- STATED TASK -
Pull each line containing "thick" out of the data and copy it.

- GIVEN DATA -

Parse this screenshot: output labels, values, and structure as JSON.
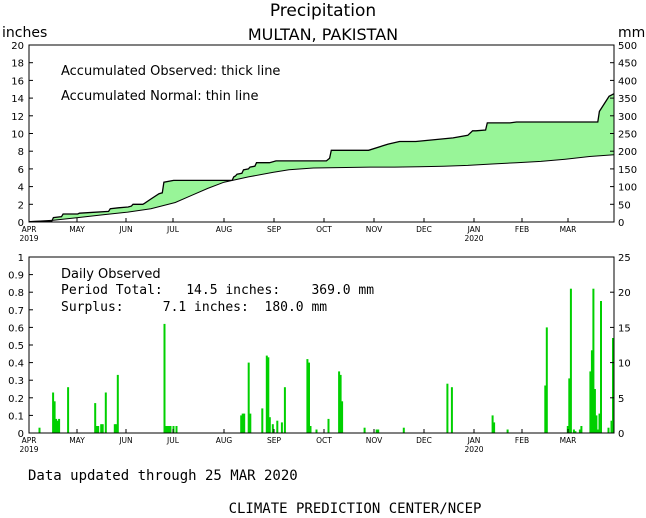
{
  "header": {
    "title": "Precipitation",
    "subtitle": "MULTAN, PAKISTAN",
    "left_unit": "inches",
    "right_unit": "mm"
  },
  "chart_data": [
    {
      "type": "area",
      "panel": "accumulated",
      "annotations": [
        "Accumulated Observed: thick line",
        "Accumulated Normal: thin line"
      ],
      "x_ticks": [
        "APR",
        "MAY",
        "JUN",
        "JUL",
        "AUG",
        "SEP",
        "OCT",
        "NOV",
        "DEC",
        "JAN",
        "FEB",
        "MAR"
      ],
      "x_year_labels": {
        "APR": "2019",
        "JAN": "2020"
      },
      "x_range_days": [
        0,
        360
      ],
      "y_left": {
        "label": "inches",
        "range": [
          0,
          20
        ],
        "ticks": [
          0,
          2,
          4,
          6,
          8,
          10,
          12,
          14,
          16,
          18,
          20
        ]
      },
      "y_right": {
        "label": "mm",
        "range": [
          0,
          500
        ],
        "ticks": [
          0,
          50,
          100,
          150,
          200,
          250,
          300,
          350,
          400,
          450,
          500
        ]
      },
      "fill_color": "#98f598",
      "series": [
        {
          "role": "observed",
          "style": "thick",
          "x": [
            0,
            14,
            15,
            20,
            21,
            30,
            31,
            49,
            50,
            55,
            61,
            63,
            64,
            70,
            71,
            75,
            80,
            82,
            83,
            89,
            97,
            125,
            126,
            127,
            128,
            131,
            132,
            135,
            136,
            139,
            140,
            148,
            152,
            183,
            185,
            186,
            194,
            209,
            221,
            228,
            238,
            261,
            270,
            273,
            275,
            281,
            282,
            288,
            289,
            296,
            300,
            350,
            351,
            357,
            359,
            360
          ],
          "y": [
            0.05,
            0.1,
            0.5,
            0.6,
            0.9,
            0.9,
            1.0,
            1.2,
            1.5,
            1.6,
            1.7,
            1.8,
            2.0,
            2.0,
            2.1,
            2.6,
            3.2,
            3.3,
            4.5,
            4.7,
            4.7,
            4.7,
            5.1,
            5.2,
            5.4,
            5.5,
            5.9,
            6.0,
            6.2,
            6.3,
            6.7,
            6.7,
            6.9,
            6.9,
            7.2,
            8.1,
            8.1,
            8.1,
            8.8,
            9.1,
            9.1,
            9.5,
            9.8,
            10.3,
            10.3,
            10.4,
            11.2,
            11.2,
            11.2,
            11.2,
            11.3,
            11.3,
            12.5,
            14.2,
            14.4,
            14.5
          ]
        },
        {
          "role": "normal",
          "style": "thin",
          "x": [
            0,
            15,
            30,
            45,
            60,
            75,
            90,
            100,
            110,
            120,
            135,
            150,
            160,
            175,
            190,
            210,
            225,
            240,
            255,
            270,
            285,
            300,
            315,
            330,
            345,
            360
          ],
          "y": [
            0.05,
            0.2,
            0.5,
            0.8,
            1.1,
            1.5,
            2.2,
            3.0,
            3.8,
            4.5,
            5.1,
            5.6,
            5.9,
            6.1,
            6.15,
            6.2,
            6.2,
            6.25,
            6.3,
            6.4,
            6.55,
            6.7,
            6.85,
            7.1,
            7.4,
            7.6
          ]
        }
      ]
    },
    {
      "type": "bar",
      "panel": "daily",
      "annotations": [
        "Daily Observed",
        "Period Total:   14.5 inches:    369.0 mm",
        "Surplus:     7.1 inches:  180.0 mm"
      ],
      "x_ticks": [
        "APR",
        "MAY",
        "JUN",
        "JUL",
        "AUG",
        "SEP",
        "OCT",
        "NOV",
        "DEC",
        "JAN",
        "FEB",
        "MAR"
      ],
      "x_year_labels": {
        "APR": "2019",
        "JAN": "2020"
      },
      "y_left": {
        "range": [
          0,
          1
        ],
        "ticks": [
          0,
          0.1,
          0.2,
          0.3,
          0.4,
          0.5,
          0.6,
          0.7,
          0.8,
          0.9,
          1
        ]
      },
      "y_right": {
        "range": [
          0,
          25
        ],
        "ticks": [
          0,
          5,
          10,
          15,
          20,
          25
        ]
      },
      "bar_color": "#00d000",
      "day": [
        5,
        14,
        15,
        16,
        17,
        18,
        24,
        42,
        43,
        44,
        46,
        47,
        49,
        55,
        56,
        57,
        88,
        89,
        90,
        91,
        92,
        94,
        96,
        139,
        140,
        141,
        144,
        145,
        153,
        156,
        157,
        158,
        160,
        163,
        166,
        168,
        183,
        184,
        185,
        189,
        197,
        204,
        205,
        206,
        221,
        229,
        230,
        247,
        276,
        279,
        306,
        307,
        316,
        341,
        342,
        356,
        357,
        358,
        360,
        361,
        364,
        365,
        371,
        372,
        373,
        374,
        375,
        376,
        377,
        378,
        383,
        385,
        386
      ],
      "values": [
        0.03,
        0.23,
        0.18,
        0.08,
        0.07,
        0.08,
        0.26,
        0.17,
        0.04,
        0.04,
        0.05,
        0.05,
        0.23,
        0.05,
        0.05,
        0.33,
        0.62,
        0.04,
        0.04,
        0.04,
        0.04,
        0.04,
        0.04,
        0.1,
        0.11,
        0.11,
        0.4,
        0.11,
        0.14,
        0.44,
        0.43,
        0.09,
        0.05,
        0.07,
        0.06,
        0.26,
        0.42,
        0.4,
        0.04,
        0.02,
        0.08,
        0.35,
        0.33,
        0.18,
        0.03,
        0.02,
        0.02,
        0.03,
        0.28,
        0.26,
        0.1,
        0.06,
        0.02,
        0.27,
        0.6,
        0.04,
        0.31,
        0.82,
        0.02,
        0.01,
        0.02,
        0.04,
        0.35,
        0.47,
        0.82,
        0.25,
        0.1,
        0.02,
        0.11,
        0.75,
        0.03,
        0.07,
        0.54
      ]
    }
  ],
  "footer": {
    "updated": "Data updated through 25 MAR 2020",
    "credit": "CLIMATE PREDICTION CENTER/NCEP"
  }
}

- COMPLETE ANSWER -
        "Accumulated Observed: thick line",
          "style": "thick",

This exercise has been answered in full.